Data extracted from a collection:
● ● ●

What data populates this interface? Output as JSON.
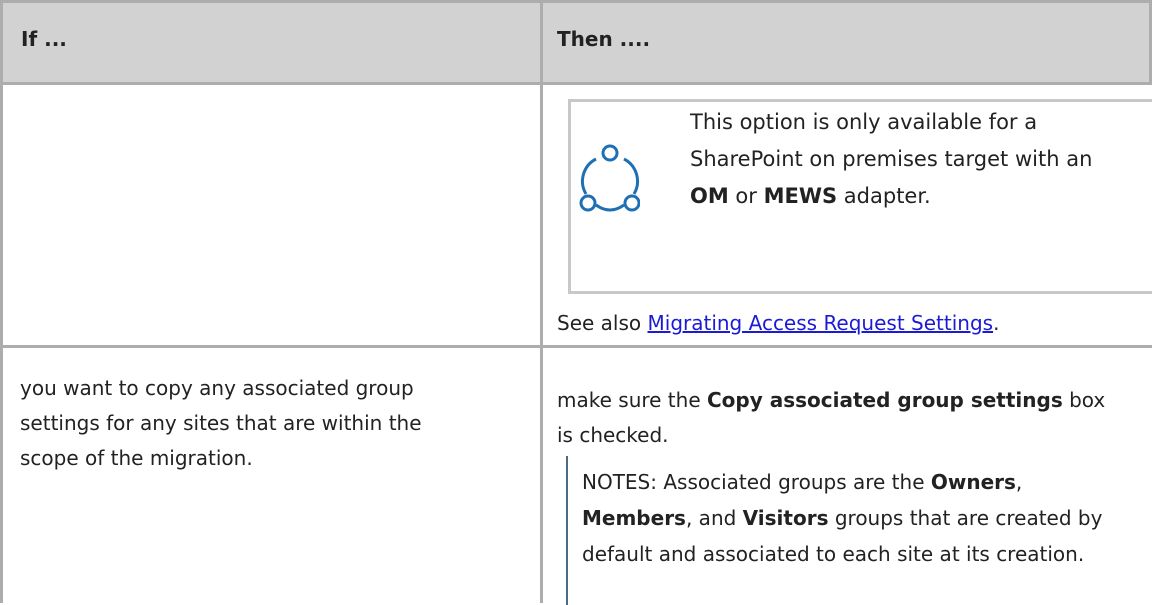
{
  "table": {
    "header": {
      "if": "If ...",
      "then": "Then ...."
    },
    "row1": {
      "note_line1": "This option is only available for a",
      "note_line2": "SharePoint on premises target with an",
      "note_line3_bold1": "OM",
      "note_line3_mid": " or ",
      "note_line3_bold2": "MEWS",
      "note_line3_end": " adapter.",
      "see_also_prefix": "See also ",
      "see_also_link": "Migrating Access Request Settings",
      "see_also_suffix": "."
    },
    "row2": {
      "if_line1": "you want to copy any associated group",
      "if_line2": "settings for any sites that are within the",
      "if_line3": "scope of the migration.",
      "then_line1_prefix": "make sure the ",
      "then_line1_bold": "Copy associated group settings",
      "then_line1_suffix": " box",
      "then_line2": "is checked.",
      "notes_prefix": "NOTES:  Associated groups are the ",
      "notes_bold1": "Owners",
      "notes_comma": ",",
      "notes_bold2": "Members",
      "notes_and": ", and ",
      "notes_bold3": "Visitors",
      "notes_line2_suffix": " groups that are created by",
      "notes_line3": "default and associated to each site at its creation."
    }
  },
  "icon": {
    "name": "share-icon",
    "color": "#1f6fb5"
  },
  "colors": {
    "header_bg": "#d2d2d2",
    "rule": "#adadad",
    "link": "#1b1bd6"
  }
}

● ● ●

CHALLENGE — Pictures are excluded; copy every other part of the records exactly.

EXPECTED OUTPUT —
What data populates this interface? Output as JSON.
{
  "table": {
    "header": {
      "if": "If ...",
      "then": "Then ...."
    },
    "row1": {
      "note_line1": "This option is only available for a",
      "note_line2": "SharePoint on premises target with an",
      "note_line3_bold1": "OM",
      "note_line3_mid": " or ",
      "note_line3_bold2": "MEWS",
      "note_line3_end": " adapter.",
      "see_also_prefix": "See also ",
      "see_also_link": "Migrating Access Request Settings",
      "see_also_suffix": "."
    },
    "row2": {
      "if_line1": "you want to copy any associated group",
      "if_line2": "settings for any sites that are within the",
      "if_line3": "scope of the migration.",
      "then_line1_prefix": "make sure the ",
      "then_line1_bold": "Copy associated group settings",
      "then_line1_suffix": " box",
      "then_line2": "is checked.",
      "notes_prefix": "NOTES:  Associated groups are the ",
      "notes_bold1": "Owners",
      "notes_comma": ",",
      "notes_bold2": "Members",
      "notes_and": ", and ",
      "notes_bold3": "Visitors",
      "notes_line2_suffix": " groups that are created by",
      "notes_line3": "default and associated to each site at its creation."
    }
  },
  "icon": {
    "name": "share-icon",
    "color": "#1f6fb5"
  },
  "colors": {
    "header_bg": "#d2d2d2",
    "rule": "#adadad",
    "link": "#1b1bd6"
  }
}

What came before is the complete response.